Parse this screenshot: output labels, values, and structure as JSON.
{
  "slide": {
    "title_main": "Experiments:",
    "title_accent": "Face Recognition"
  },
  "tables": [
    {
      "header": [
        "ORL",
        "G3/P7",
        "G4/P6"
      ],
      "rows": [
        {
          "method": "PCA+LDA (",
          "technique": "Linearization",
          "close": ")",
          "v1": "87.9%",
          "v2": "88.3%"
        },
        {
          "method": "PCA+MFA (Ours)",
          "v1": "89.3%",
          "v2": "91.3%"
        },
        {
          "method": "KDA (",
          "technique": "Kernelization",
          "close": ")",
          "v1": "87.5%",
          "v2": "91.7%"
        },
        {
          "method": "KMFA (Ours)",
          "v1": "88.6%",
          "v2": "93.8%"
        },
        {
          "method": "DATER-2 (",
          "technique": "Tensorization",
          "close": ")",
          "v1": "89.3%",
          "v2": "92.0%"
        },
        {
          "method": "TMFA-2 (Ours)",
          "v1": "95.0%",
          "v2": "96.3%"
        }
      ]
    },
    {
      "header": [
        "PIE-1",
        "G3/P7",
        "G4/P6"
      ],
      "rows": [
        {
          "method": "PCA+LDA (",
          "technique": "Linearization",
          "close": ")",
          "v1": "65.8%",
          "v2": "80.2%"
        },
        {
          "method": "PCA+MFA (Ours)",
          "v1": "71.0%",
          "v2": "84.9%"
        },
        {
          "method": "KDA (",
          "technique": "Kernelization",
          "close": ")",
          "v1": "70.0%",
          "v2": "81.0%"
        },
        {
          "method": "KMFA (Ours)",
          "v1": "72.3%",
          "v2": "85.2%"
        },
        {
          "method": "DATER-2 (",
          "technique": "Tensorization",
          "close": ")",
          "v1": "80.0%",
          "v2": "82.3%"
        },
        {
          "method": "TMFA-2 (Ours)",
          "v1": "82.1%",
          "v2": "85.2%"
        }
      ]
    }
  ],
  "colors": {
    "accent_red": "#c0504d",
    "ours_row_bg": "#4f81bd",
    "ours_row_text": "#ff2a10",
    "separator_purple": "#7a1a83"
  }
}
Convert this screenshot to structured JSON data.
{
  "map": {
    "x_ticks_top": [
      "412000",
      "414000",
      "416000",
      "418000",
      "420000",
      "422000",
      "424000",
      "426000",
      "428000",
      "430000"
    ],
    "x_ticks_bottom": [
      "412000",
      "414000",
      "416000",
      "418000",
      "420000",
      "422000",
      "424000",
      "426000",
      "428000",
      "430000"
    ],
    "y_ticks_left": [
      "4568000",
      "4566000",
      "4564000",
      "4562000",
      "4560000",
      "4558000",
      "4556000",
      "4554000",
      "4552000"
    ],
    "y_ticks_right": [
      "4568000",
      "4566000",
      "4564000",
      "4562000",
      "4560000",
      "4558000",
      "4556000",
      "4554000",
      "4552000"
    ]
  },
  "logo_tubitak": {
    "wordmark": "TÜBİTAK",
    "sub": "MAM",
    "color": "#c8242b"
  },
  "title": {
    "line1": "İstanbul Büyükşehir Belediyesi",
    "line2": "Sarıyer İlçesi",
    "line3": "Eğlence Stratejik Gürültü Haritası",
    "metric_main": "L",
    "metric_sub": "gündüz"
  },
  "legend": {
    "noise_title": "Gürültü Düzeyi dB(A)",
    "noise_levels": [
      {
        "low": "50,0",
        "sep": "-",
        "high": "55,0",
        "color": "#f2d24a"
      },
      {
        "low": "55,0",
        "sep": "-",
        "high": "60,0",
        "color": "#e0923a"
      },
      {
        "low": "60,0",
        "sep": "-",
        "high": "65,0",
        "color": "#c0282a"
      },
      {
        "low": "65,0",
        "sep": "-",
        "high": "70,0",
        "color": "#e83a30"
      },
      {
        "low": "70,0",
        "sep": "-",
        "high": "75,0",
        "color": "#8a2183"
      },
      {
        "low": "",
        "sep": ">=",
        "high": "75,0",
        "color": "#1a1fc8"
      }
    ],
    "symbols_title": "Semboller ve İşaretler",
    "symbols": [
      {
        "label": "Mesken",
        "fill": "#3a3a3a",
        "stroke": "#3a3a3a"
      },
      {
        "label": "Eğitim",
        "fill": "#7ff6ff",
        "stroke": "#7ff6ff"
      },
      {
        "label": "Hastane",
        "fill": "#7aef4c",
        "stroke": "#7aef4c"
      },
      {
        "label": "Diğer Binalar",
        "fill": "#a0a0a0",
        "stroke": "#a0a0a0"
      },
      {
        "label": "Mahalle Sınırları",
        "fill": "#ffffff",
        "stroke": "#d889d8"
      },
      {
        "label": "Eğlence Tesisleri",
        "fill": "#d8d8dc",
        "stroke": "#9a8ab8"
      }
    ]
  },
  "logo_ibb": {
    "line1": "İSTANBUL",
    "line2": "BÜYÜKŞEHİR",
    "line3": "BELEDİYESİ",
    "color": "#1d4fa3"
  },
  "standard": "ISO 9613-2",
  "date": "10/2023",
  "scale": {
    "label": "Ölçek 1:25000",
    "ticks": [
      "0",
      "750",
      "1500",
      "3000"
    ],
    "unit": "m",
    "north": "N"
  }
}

★ ★ ★ ★ ★

WHAT TO WORK ON — Each line in the data that holds the string "this" should be found and copied.

REPLY TO THE TASK —
Parse this screenshot: output labels, values, and structure as JSON.
Convert this screenshot to structured JSON data.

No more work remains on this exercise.